**What you will do:** Report how many lines below contain the word "JSON". Give only the number.

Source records
<<<<
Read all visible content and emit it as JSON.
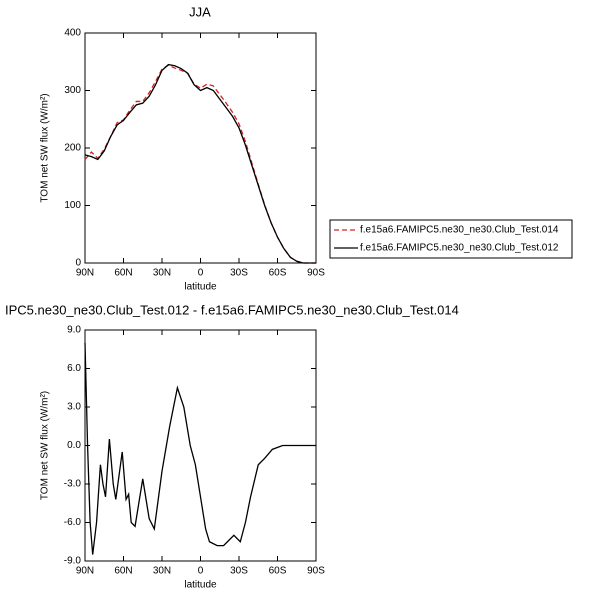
{
  "chart_data": [
    {
      "type": "line",
      "title": "JJA",
      "xlabel": "latitude",
      "ylabel": "TOM net SW flux (W/m²)",
      "xlim": [
        90,
        -90
      ],
      "ylim": [
        0,
        400
      ],
      "xticks": [
        {
          "value": 90,
          "label": "90N"
        },
        {
          "value": 60,
          "label": "60N"
        },
        {
          "value": 30,
          "label": "30N"
        },
        0,
        {
          "value": -30,
          "label": "30S"
        },
        {
          "value": -60,
          "label": "60S"
        },
        {
          "value": -90,
          "label": "90S"
        }
      ],
      "yticks": [
        0,
        100,
        200,
        300,
        400
      ],
      "legend": "outside-right",
      "x": [
        90,
        85,
        80,
        75,
        70,
        65,
        60,
        55,
        50,
        45,
        40,
        35,
        30,
        25,
        20,
        15,
        10,
        5,
        0,
        -5,
        -10,
        -15,
        -20,
        -25,
        -30,
        -35,
        -40,
        -45,
        -50,
        -55,
        -60,
        -65,
        -70,
        -75,
        -80,
        -85,
        -90
      ],
      "series": [
        {
          "name": "f.e15a6.FAMIPC5.ne30_ne30.Club_Test.014",
          "color": "#d62020",
          "dash": true,
          "values": [
            180,
            193,
            182,
            198,
            220,
            244,
            249,
            266,
            281,
            281,
            296,
            316,
            337,
            344,
            339,
            335,
            330,
            311,
            304,
            311,
            308,
            293,
            278,
            262,
            242,
            211,
            174,
            137,
            101,
            70,
            45,
            25,
            10,
            3,
            0,
            0,
            0
          ]
        },
        {
          "name": "f.e15a6.FAMIPC5.ne30_ne30.Club_Test.012",
          "color": "#000000",
          "dash": false,
          "values": [
            188,
            185,
            180,
            195,
            220,
            240,
            248,
            262,
            275,
            278,
            290,
            310,
            335,
            345,
            343,
            338,
            330,
            310,
            300,
            305,
            300,
            285,
            270,
            255,
            235,
            205,
            170,
            135,
            100,
            70,
            45,
            25,
            10,
            3,
            0,
            0,
            0
          ]
        }
      ]
    },
    {
      "type": "line",
      "title": "IPC5.ne30_ne30.Club_Test.012 - f.e15a6.FAMIPC5.ne30_ne30.Club_Test.014",
      "xlabel": "latitude",
      "ylabel": "TOM net SW flux (W/m²)",
      "xlim": [
        90,
        -90
      ],
      "ylim": [
        -9,
        9
      ],
      "xticks": [
        {
          "value": 90,
          "label": "90N"
        },
        {
          "value": 60,
          "label": "60N"
        },
        {
          "value": 30,
          "label": "30N"
        },
        0,
        {
          "value": -30,
          "label": "30S"
        },
        {
          "value": -60,
          "label": "60S"
        },
        {
          "value": -90,
          "label": "90S"
        }
      ],
      "yticks": [
        {
          "value": -9,
          "label": "-9.0"
        },
        {
          "value": -6,
          "label": "-6.0"
        },
        {
          "value": -3,
          "label": "-3.0"
        },
        {
          "value": 0,
          "label": "0.0"
        },
        {
          "value": 3,
          "label": "3.0"
        },
        {
          "value": 6,
          "label": "6.0"
        },
        {
          "value": 9,
          "label": "9.0"
        }
      ],
      "x": [
        90,
        88,
        86,
        84,
        81,
        78,
        76,
        74,
        71,
        68,
        66,
        61,
        58,
        56,
        54,
        51,
        45,
        40,
        36,
        30,
        24,
        18,
        13,
        8,
        4,
        0,
        -4,
        -7,
        -13,
        -18,
        -21,
        -26,
        -31,
        -35,
        -39,
        -45,
        -50,
        -56,
        -64,
        -90
      ],
      "series": [
        {
          "color": "#000000",
          "dash": false,
          "values": [
            8,
            0,
            -6,
            -8.5,
            -6,
            -1.5,
            -3,
            -4,
            0.5,
            -3,
            -4.2,
            -0.5,
            -4.2,
            -3.8,
            -6,
            -6.3,
            -2.6,
            -5.7,
            -6.5,
            -2,
            1.5,
            4.5,
            3,
            0,
            -1.5,
            -4,
            -6.5,
            -7.5,
            -7.8,
            -7.8,
            -7.5,
            -7,
            -7.5,
            -6,
            -4,
            -1.5,
            -1,
            -0.3,
            0,
            0
          ]
        }
      ]
    }
  ]
}
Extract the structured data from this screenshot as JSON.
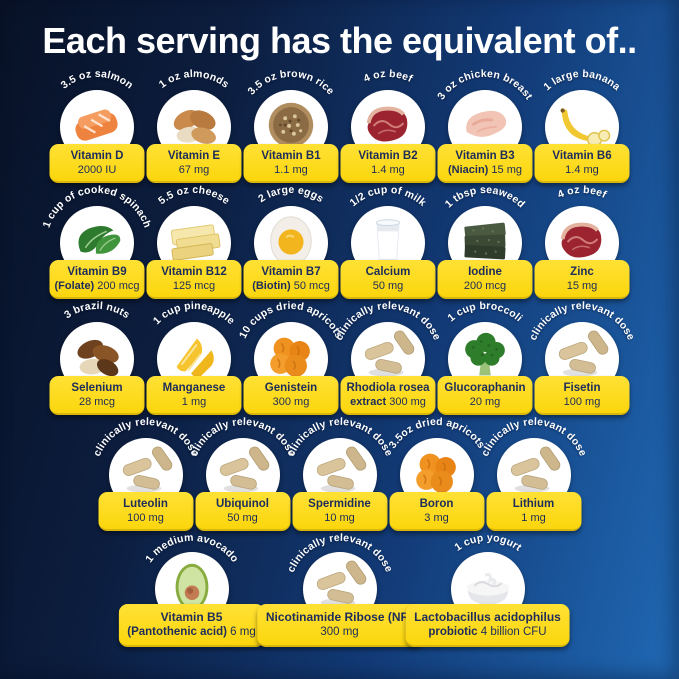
{
  "title": "Each serving has the equivalent of..",
  "colors": {
    "background_dark": "#081227",
    "background_bright": "#2069b5",
    "label_background": "#fbd60d",
    "label_text": "#1d2c5a",
    "arc_label_text": "#ffffff",
    "circle_background": "#ffffff"
  },
  "rows": [
    {
      "items": [
        {
          "arc_label": "3.5 oz salmon",
          "icon": "salmon-icon",
          "name": "Vitamin D",
          "name2": "",
          "amount": "2000 IU"
        },
        {
          "arc_label": "1 oz almonds",
          "icon": "almonds-icon",
          "name": "Vitamin E",
          "name2": "",
          "amount": "67 mg"
        },
        {
          "arc_label": "3.5 oz brown rice",
          "icon": "brown-rice-icon",
          "name": "Vitamin B1",
          "name2": "",
          "amount": "1.1 mg"
        },
        {
          "arc_label": "4 oz beef",
          "icon": "beef-icon",
          "name": "Vitamin B2",
          "name2": "",
          "amount": "1.4 mg"
        },
        {
          "arc_label": "3 oz chicken breast",
          "icon": "chicken-icon",
          "name": "Vitamin B3",
          "name2": "(Niacin)",
          "amount": "15 mg"
        },
        {
          "arc_label": "1 large banana",
          "icon": "banana-icon",
          "name": "Vitamin B6",
          "name2": "",
          "amount": "1.4 mg"
        }
      ]
    },
    {
      "items": [
        {
          "arc_label": "1 cup of cooked spinach",
          "icon": "spinach-icon",
          "name": "Vitamin B9",
          "name2": "(Folate)",
          "amount": "200 mcg"
        },
        {
          "arc_label": "5.5 oz cheese",
          "icon": "cheese-icon",
          "name": "Vitamin B12",
          "name2": "",
          "amount": "125 mcg"
        },
        {
          "arc_label": "2 large eggs",
          "icon": "egg-icon",
          "name": "Vitamin B7",
          "name2": "(Biotin)",
          "amount": "50 mcg"
        },
        {
          "arc_label": "1/2 cup of milk",
          "icon": "milk-icon",
          "name": "Calcium",
          "name2": "",
          "amount": "50 mg"
        },
        {
          "arc_label": "1 tbsp seaweed",
          "icon": "seaweed-icon",
          "name": "Iodine",
          "name2": "",
          "amount": "200 mcg"
        },
        {
          "arc_label": "4 oz beef",
          "icon": "beef-icon",
          "name": "Zinc",
          "name2": "",
          "amount": "15 mg"
        }
      ]
    },
    {
      "items": [
        {
          "arc_label": "3 brazil nuts",
          "icon": "brazil-nuts-icon",
          "name": "Selenium",
          "name2": "",
          "amount": "28 mcg"
        },
        {
          "arc_label": "1 cup pineapple",
          "icon": "pineapple-icon",
          "name": "Manganese",
          "name2": "",
          "amount": "1 mg"
        },
        {
          "arc_label": "10 cups dried apricots",
          "icon": "apricots-icon",
          "name": "Genistein",
          "name2": "",
          "amount": "300 mg"
        },
        {
          "arc_label": "clinically relevant dose",
          "icon": "capsules-icon",
          "name": "Rhodiola rosea",
          "name2": "extract",
          "amount": "300 mg"
        },
        {
          "arc_label": "1 cup broccoli",
          "icon": "broccoli-icon",
          "name": "Glucoraphanin",
          "name2": "",
          "amount": "20 mg"
        },
        {
          "arc_label": "clinically relevant dose",
          "icon": "capsules-icon",
          "name": "Fisetin",
          "name2": "",
          "amount": "100 mg"
        }
      ]
    },
    {
      "items": [
        {
          "arc_label": "clinically relevant dose",
          "icon": "capsules-icon",
          "name": "Luteolin",
          "name2": "",
          "amount": "100 mg"
        },
        {
          "arc_label": "clinically relevant dose",
          "icon": "capsules-icon",
          "name": "Ubiquinol",
          "name2": "",
          "amount": "50 mg"
        },
        {
          "arc_label": "clinically relevant dose",
          "icon": "capsules-icon",
          "name": "Spermidine",
          "name2": "",
          "amount": "10 mg"
        },
        {
          "arc_label": "3.5oz dried apricots",
          "icon": "apricots-icon",
          "name": "Boron",
          "name2": "",
          "amount": "3 mg"
        },
        {
          "arc_label": "clinically relevant dose",
          "icon": "capsules-icon",
          "name": "Lithium",
          "name2": "",
          "amount": "1 mg"
        }
      ]
    },
    {
      "wide": true,
      "items": [
        {
          "arc_label": "1 medium avocado",
          "icon": "avocado-icon",
          "name": "Vitamin B5",
          "name2": "(Pantothenic acid)",
          "amount": "6 mg"
        },
        {
          "arc_label": "clinically relevant dose",
          "icon": "capsules-icon",
          "name": "Nicotinamide Ribose (NR)",
          "name2": "",
          "amount": "300 mg"
        },
        {
          "arc_label": "1 cup yogurt",
          "icon": "yogurt-icon",
          "name": "Lactobacillus acidophilus",
          "name2": "probiotic",
          "amount": "4 billion CFU"
        }
      ]
    }
  ]
}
>>>>
**Task output:** 2